| Your objective |
Retype all of the entries word for word.

-=-=-

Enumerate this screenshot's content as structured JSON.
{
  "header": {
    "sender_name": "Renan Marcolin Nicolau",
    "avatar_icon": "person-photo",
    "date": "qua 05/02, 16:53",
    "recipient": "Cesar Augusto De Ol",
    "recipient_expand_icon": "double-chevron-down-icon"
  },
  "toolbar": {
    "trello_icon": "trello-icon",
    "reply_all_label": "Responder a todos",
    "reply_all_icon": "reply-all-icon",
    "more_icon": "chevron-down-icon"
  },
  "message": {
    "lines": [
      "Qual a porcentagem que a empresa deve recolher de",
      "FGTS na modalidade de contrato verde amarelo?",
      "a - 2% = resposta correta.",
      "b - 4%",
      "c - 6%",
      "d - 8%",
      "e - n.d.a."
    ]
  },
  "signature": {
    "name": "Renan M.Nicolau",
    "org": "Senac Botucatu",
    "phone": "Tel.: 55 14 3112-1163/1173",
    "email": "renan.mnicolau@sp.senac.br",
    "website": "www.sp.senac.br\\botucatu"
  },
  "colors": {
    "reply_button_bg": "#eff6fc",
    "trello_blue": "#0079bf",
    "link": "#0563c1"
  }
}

-=-=-

| Output of the exercise |
Enumerate this screenshot's content as structured JSON.
{
  "header": {
    "sender_name": "Renan Marcolin Nicolau",
    "avatar_icon": "person-photo",
    "date": "qua 05/02, 16:53",
    "recipient": "Cesar Augusto De Ol",
    "recipient_expand_icon": "double-chevron-down-icon"
  },
  "toolbar": {
    "trello_icon": "trello-icon",
    "reply_all_label": "Responder a todos",
    "reply_all_icon": "reply-all-icon",
    "more_icon": "chevron-down-icon"
  },
  "message": {
    "lines": [
      "Qual a porcentagem que a empresa deve recolher de",
      "FGTS na modalidade de contrato verde amarelo?",
      "a - 2% = resposta correta.",
      "b - 4%",
      "c - 6%",
      "d - 8%",
      "e - n.d.a."
    ]
  },
  "signature": {
    "name": "Renan M.Nicolau",
    "org": "Senac Botucatu",
    "phone": "Tel.: 55 14 3112-1163/1173",
    "email": "renan.mnicolau@sp.senac.br",
    "website": "www.sp.senac.br\\botucatu"
  },
  "colors": {
    "reply_button_bg": "#eff6fc",
    "trello_blue": "#0079bf",
    "link": "#0563c1"
  }
}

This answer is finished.